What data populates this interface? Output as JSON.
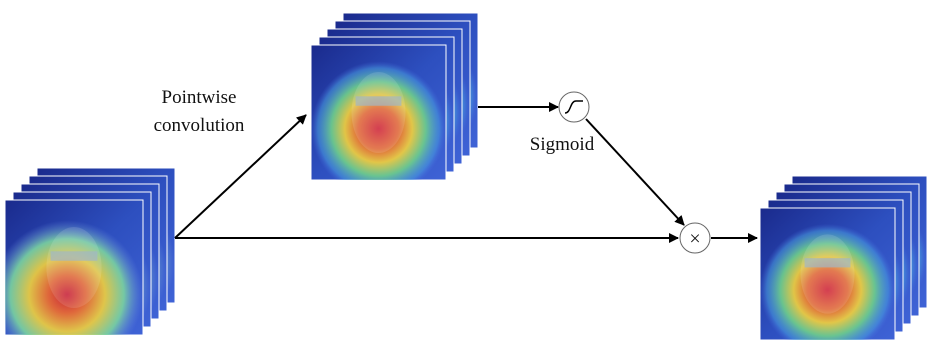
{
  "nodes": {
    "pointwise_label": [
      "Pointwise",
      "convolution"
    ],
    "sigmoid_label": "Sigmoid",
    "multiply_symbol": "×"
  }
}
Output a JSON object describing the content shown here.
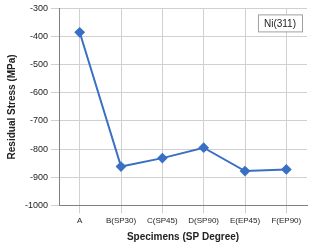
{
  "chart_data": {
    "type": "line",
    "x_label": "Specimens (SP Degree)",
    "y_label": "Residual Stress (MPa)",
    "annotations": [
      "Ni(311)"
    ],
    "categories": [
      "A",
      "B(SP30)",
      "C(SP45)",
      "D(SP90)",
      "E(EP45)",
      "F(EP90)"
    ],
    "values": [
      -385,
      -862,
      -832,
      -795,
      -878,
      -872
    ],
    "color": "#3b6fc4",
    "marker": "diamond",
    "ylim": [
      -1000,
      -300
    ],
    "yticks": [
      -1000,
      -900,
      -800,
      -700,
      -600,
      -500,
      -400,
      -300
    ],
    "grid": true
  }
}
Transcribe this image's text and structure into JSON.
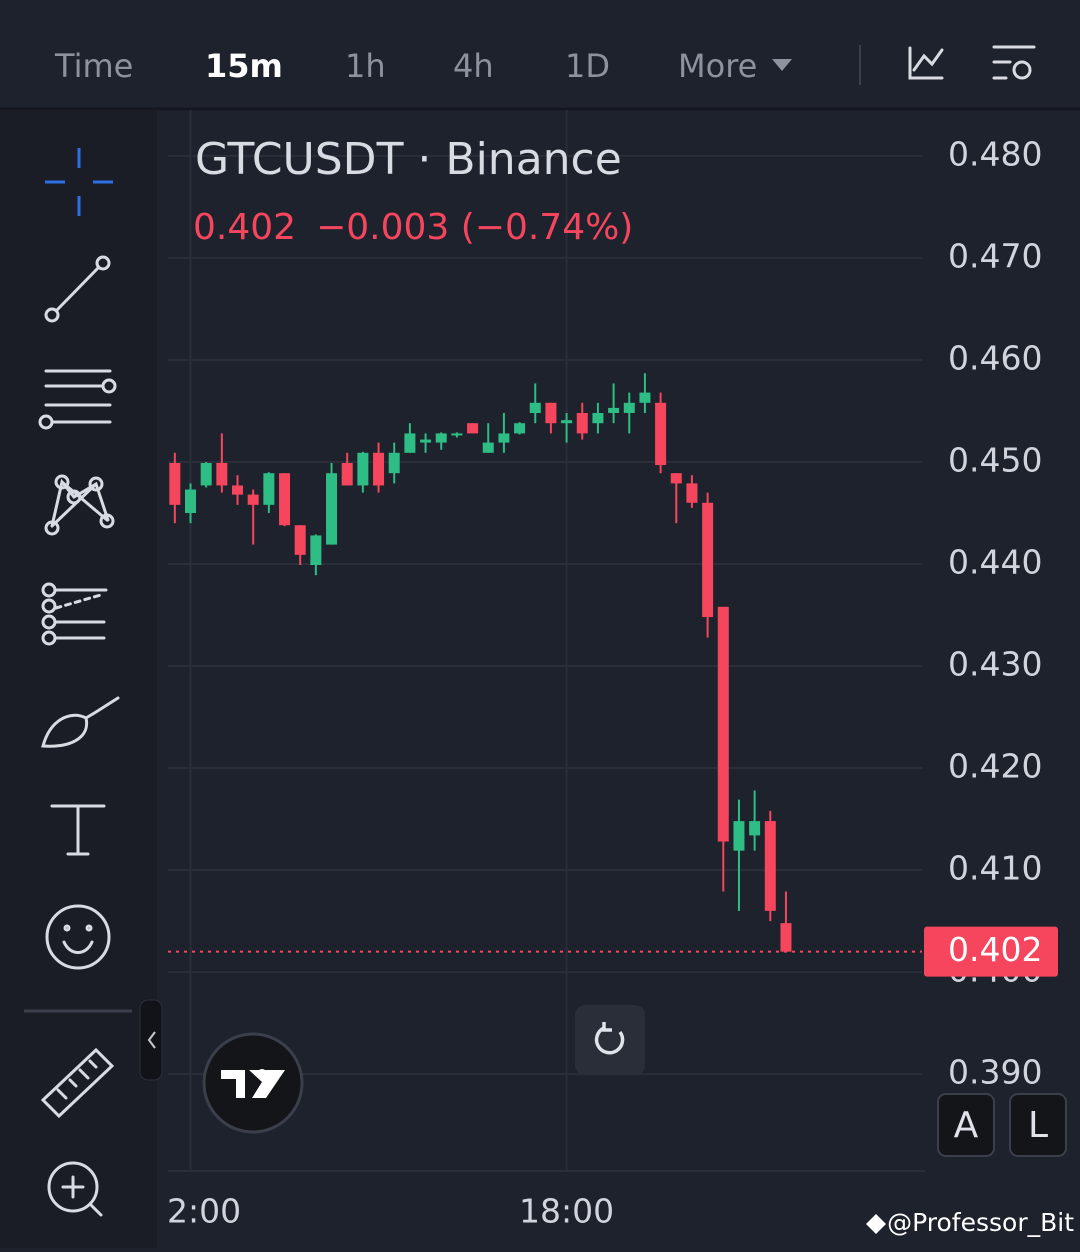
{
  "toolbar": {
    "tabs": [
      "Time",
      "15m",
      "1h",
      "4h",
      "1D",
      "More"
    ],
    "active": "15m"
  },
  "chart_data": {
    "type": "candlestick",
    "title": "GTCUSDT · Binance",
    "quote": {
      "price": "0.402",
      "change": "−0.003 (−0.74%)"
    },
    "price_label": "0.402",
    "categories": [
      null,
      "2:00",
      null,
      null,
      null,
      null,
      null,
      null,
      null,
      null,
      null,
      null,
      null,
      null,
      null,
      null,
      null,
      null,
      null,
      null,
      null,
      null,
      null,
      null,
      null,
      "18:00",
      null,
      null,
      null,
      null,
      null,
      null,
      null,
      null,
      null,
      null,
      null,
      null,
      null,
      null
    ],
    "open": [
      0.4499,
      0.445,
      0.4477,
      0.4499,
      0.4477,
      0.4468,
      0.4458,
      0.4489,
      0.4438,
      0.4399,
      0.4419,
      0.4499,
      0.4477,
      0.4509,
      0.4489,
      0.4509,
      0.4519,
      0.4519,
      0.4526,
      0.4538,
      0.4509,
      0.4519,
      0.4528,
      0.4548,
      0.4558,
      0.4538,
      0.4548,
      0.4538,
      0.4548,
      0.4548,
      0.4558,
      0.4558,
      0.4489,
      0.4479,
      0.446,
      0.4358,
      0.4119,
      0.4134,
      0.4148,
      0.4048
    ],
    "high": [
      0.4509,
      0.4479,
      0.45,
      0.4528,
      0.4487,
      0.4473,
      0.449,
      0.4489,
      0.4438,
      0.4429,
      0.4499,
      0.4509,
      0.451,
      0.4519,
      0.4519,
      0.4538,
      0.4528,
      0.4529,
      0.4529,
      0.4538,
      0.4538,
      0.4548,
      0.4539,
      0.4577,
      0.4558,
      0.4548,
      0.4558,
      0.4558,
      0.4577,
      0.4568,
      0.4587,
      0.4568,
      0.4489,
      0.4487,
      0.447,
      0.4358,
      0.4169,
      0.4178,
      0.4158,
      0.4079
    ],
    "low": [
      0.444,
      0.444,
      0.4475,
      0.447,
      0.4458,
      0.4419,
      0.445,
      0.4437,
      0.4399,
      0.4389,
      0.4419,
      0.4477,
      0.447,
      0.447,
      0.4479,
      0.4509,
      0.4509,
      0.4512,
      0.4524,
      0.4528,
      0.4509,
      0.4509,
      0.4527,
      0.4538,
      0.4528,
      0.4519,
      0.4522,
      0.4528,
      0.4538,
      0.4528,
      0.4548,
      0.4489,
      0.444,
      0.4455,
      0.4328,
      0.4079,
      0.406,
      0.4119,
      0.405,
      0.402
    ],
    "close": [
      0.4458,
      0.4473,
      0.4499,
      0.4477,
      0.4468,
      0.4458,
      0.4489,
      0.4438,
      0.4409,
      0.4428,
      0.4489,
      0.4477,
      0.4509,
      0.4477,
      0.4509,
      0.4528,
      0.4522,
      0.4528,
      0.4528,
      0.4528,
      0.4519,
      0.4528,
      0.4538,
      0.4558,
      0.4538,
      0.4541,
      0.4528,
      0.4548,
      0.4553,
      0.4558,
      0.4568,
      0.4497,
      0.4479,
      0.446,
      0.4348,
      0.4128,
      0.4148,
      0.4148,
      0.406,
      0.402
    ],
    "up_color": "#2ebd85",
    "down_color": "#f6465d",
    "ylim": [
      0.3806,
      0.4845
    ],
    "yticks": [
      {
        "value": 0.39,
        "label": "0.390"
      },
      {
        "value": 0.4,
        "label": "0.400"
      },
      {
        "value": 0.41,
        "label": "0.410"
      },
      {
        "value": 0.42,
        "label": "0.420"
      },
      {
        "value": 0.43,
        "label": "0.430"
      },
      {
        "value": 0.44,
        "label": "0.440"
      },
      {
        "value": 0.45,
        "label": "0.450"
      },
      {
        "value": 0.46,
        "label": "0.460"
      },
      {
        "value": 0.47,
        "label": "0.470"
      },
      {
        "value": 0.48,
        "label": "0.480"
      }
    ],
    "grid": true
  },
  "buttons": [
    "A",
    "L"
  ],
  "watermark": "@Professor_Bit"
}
=======
• **Short task**:
Leave out the pictures and transcribe everything else exactly.

• **Result for this task**:
What data populates this interface? Output as JSON.
{
  "nodes": {
    "pointwise_label": [
      "Pointwise",
      "convolution"
    ],
    "sigmoid_label": "Sigmoid",
    "multiply_symbol": "×"
  }
}
Output a JSON object describing the content shown here.
{
  "chart_data": {
    "type": "line",
    "x_label": "Specimens (SP Degree)",
    "y_label": "Residual Stress (MPa)",
    "annotations": [
      "Ni(311)"
    ],
    "categories": [
      "A",
      "B(SP30)",
      "C(SP45)",
      "D(SP90)",
      "E(EP45)",
      "F(EP90)"
    ],
    "values": [
      -385,
      -862,
      -832,
      -795,
      -878,
      -872
    ],
    "color": "#3b6fc4",
    "marker": "diamond",
    "ylim": [
      -1000,
      -300
    ],
    "yticks": [
      -1000,
      -900,
      -800,
      -700,
      -600,
      -500,
      -400,
      -300
    ],
    "grid": true
  }
}
Transcribe this image's text and structure into JSON.
{
  "toolbar": {
    "tabs": [
      "Time",
      "15m",
      "1h",
      "4h",
      "1D",
      "More"
    ],
    "active": "15m"
  },
  "chart_data": {
    "type": "candlestick",
    "title": "GTCUSDT · Binance",
    "quote": {
      "price": "0.402",
      "change": "−0.003 (−0.74%)"
    },
    "price_label": "0.402",
    "categories": [
      null,
      "2:00",
      null,
      null,
      null,
      null,
      null,
      null,
      null,
      null,
      null,
      null,
      null,
      null,
      null,
      null,
      null,
      null,
      null,
      null,
      null,
      null,
      null,
      null,
      null,
      "18:00",
      null,
      null,
      null,
      null,
      null,
      null,
      null,
      null,
      null,
      null,
      null,
      null,
      null,
      null
    ],
    "open": [
      0.4499,
      0.445,
      0.4477,
      0.4499,
      0.4477,
      0.4468,
      0.4458,
      0.4489,
      0.4438,
      0.4399,
      0.4419,
      0.4499,
      0.4477,
      0.4509,
      0.4489,
      0.4509,
      0.4519,
      0.4519,
      0.4526,
      0.4538,
      0.4509,
      0.4519,
      0.4528,
      0.4548,
      0.4558,
      0.4538,
      0.4548,
      0.4538,
      0.4548,
      0.4548,
      0.4558,
      0.4558,
      0.4489,
      0.4479,
      0.446,
      0.4358,
      0.4119,
      0.4134,
      0.4148,
      0.4048
    ],
    "high": [
      0.4509,
      0.4479,
      0.45,
      0.4528,
      0.4487,
      0.4473,
      0.449,
      0.4489,
      0.4438,
      0.4429,
      0.4499,
      0.4509,
      0.451,
      0.4519,
      0.4519,
      0.4538,
      0.4528,
      0.4529,
      0.4529,
      0.4538,
      0.4538,
      0.4548,
      0.4539,
      0.4577,
      0.4558,
      0.4548,
      0.4558,
      0.4558,
      0.4577,
      0.4568,
      0.4587,
      0.4568,
      0.4489,
      0.4487,
      0.447,
      0.4358,
      0.4169,
      0.4178,
      0.4158,
      0.4079
    ],
    "low": [
      0.444,
      0.444,
      0.4475,
      0.447,
      0.4458,
      0.4419,
      0.445,
      0.4437,
      0.4399,
      0.4389,
      0.4419,
      0.4477,
      0.447,
      0.447,
      0.4479,
      0.4509,
      0.4509,
      0.4512,
      0.4524,
      0.4528,
      0.4509,
      0.4509,
      0.4527,
      0.4538,
      0.4528,
      0.4519,
      0.4522,
      0.4528,
      0.4538,
      0.4528,
      0.4548,
      0.4489,
      0.444,
      0.4455,
      0.4328,
      0.4079,
      0.406,
      0.4119,
      0.405,
      0.402
    ],
    "close": [
      0.4458,
      0.4473,
      0.4499,
      0.4477,
      0.4468,
      0.4458,
      0.4489,
      0.4438,
      0.4409,
      0.4428,
      0.4489,
      0.4477,
      0.4509,
      0.4477,
      0.4509,
      0.4528,
      0.4522,
      0.4528,
      0.4528,
      0.4528,
      0.4519,
      0.4528,
      0.4538,
      0.4558,
      0.4538,
      0.4541,
      0.4528,
      0.4548,
      0.4553,
      0.4558,
      0.4568,
      0.4497,
      0.4479,
      0.446,
      0.4348,
      0.4128,
      0.4148,
      0.4148,
      0.406,
      0.402
    ],
    "up_color": "#2ebd85",
    "down_color": "#f6465d",
    "ylim": [
      0.3806,
      0.4845
    ],
    "yticks": [
      {
        "value": 0.39,
        "label": "0.390"
      },
      {
        "value": 0.4,
        "label": "0.400"
      },
      {
        "value": 0.41,
        "label": "0.410"
      },
      {
        "value": 0.42,
        "label": "0.420"
      },
      {
        "value": 0.43,
        "label": "0.430"
      },
      {
        "value": 0.44,
        "label": "0.440"
      },
      {
        "value": 0.45,
        "label": "0.450"
      },
      {
        "value": 0.46,
        "label": "0.460"
      },
      {
        "value": 0.47,
        "label": "0.470"
      },
      {
        "value": 0.48,
        "label": "0.480"
      }
    ],
    "grid": true
  },
  "buttons": [
    "A",
    "L"
  ],
  "watermark": "@Professor_Bit"
}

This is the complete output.